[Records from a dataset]
============================================================
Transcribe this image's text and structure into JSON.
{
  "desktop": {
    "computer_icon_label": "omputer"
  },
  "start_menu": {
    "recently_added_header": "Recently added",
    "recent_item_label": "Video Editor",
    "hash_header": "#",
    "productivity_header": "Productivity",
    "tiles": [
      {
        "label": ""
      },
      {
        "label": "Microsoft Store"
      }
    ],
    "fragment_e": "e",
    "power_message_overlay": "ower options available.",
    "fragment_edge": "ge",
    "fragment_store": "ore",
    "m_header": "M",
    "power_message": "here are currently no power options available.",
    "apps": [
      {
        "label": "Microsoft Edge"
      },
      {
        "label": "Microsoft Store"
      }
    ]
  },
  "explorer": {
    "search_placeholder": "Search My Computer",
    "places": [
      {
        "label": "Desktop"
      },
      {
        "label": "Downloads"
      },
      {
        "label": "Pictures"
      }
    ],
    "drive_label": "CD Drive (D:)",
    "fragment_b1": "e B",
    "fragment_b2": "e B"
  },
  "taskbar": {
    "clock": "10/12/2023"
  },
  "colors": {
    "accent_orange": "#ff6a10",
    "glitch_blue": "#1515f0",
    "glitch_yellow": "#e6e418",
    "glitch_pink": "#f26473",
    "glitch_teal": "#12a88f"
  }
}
============================================================
(Problem to work on)
Retype all the records, matching them exactly.

(Answer for the task)
Transcribe this image's text and structure into JSON.
{
  "desktop": {
    "computer_icon_label": "omputer"
  },
  "start_menu": {
    "recently_added_header": "Recently added",
    "recent_item_label": "Video Editor",
    "hash_header": "#",
    "productivity_header": "Productivity",
    "tiles": [
      {
        "label": ""
      },
      {
        "label": "Microsoft Store"
      }
    ],
    "fragment_e": "e",
    "power_message_overlay": "ower options available.",
    "fragment_edge": "ge",
    "fragment_store": "ore",
    "m_header": "M",
    "power_message": "here are currently no power options available.",
    "apps": [
      {
        "label": "Microsoft Edge"
      },
      {
        "label": "Microsoft Store"
      }
    ]
  },
  "explorer": {
    "search_placeholder": "Search My Computer",
    "places": [
      {
        "label": "Desktop"
      },
      {
        "label": "Downloads"
      },
      {
        "label": "Pictures"
      }
    ],
    "drive_label": "CD Drive (D:)",
    "fragment_b1": "e B",
    "fragment_b2": "e B"
  },
  "taskbar": {
    "clock": "10/12/2023"
  },
  "colors": {
    "accent_orange": "#ff6a10",
    "glitch_blue": "#1515f0",
    "glitch_yellow": "#e6e418",
    "glitch_pink": "#f26473",
    "glitch_teal": "#12a88f"
  }
}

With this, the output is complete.